*** Listed records

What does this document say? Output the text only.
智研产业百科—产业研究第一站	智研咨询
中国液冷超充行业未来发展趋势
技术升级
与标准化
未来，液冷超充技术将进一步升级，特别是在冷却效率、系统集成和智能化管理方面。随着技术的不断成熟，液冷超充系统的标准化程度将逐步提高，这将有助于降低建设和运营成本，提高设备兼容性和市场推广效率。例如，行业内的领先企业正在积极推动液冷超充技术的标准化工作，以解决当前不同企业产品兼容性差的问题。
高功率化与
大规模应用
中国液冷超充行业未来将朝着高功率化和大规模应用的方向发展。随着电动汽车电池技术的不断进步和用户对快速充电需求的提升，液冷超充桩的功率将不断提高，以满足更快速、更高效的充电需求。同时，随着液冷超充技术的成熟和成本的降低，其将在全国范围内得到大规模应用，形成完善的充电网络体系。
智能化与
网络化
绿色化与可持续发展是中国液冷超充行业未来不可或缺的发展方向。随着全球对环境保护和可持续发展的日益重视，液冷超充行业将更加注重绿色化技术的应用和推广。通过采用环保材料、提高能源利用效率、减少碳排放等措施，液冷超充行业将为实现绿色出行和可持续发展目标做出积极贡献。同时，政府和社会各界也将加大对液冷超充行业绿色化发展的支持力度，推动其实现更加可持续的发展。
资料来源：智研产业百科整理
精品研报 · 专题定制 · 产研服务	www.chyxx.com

******

The task =
All of the entries should be written out again exactly.

Exercise result =
What does this document say? Output the text only.
智研产业百科—产业研究第一站	智研咨询
中国液冷超充行业未来发展趋势
技术升级
与标准化
未来，液冷超充技术将进一步升级，特别是在冷却效率、系统集成和智能化管理方面。随着技术的不断成熟，液冷超充系统的标准化程度将逐步提高，这将有助于降低建设和运营成本，提高设备兼容性和市场推广效率。例如，行业内的领先企业正在积极推动液冷超充技术的标准化工作，以解决当前不同企业产品兼容性差的问题。
高功率化与
大规模应用
中国液冷超充行业未来将朝着高功率化和大规模应用的方向发展。随着电动汽车电池技术的不断进步和用户对快速充电需求的提升，液冷超充桩的功率将不断提高，以满足更快速、更高效的充电需求。同时，随着液冷超充技术的成熟和成本的降低，其将在全国范围内得到大规模应用，形成完善的充电网络体系。
智能化与
网络化
绿色化与可持续发展是中国液冷超充行业未来不可或缺的发展方向。随着全球对环境保护和可持续发展的日益重视，液冷超充行业将更加注重绿色化技术的应用和推广。通过采用环保材料、提高能源利用效率、减少碳排放等措施，液冷超充行业将为实现绿色出行和可持续发展目标做出积极贡献。同时，政府和社会各界也将加大对液冷超充行业绿色化发展的支持力度，推动其实现更加可持续的发展。
资料来源：智研产业百科整理
精品研报 · 专题定制 · 产研服务	www.chyxx.com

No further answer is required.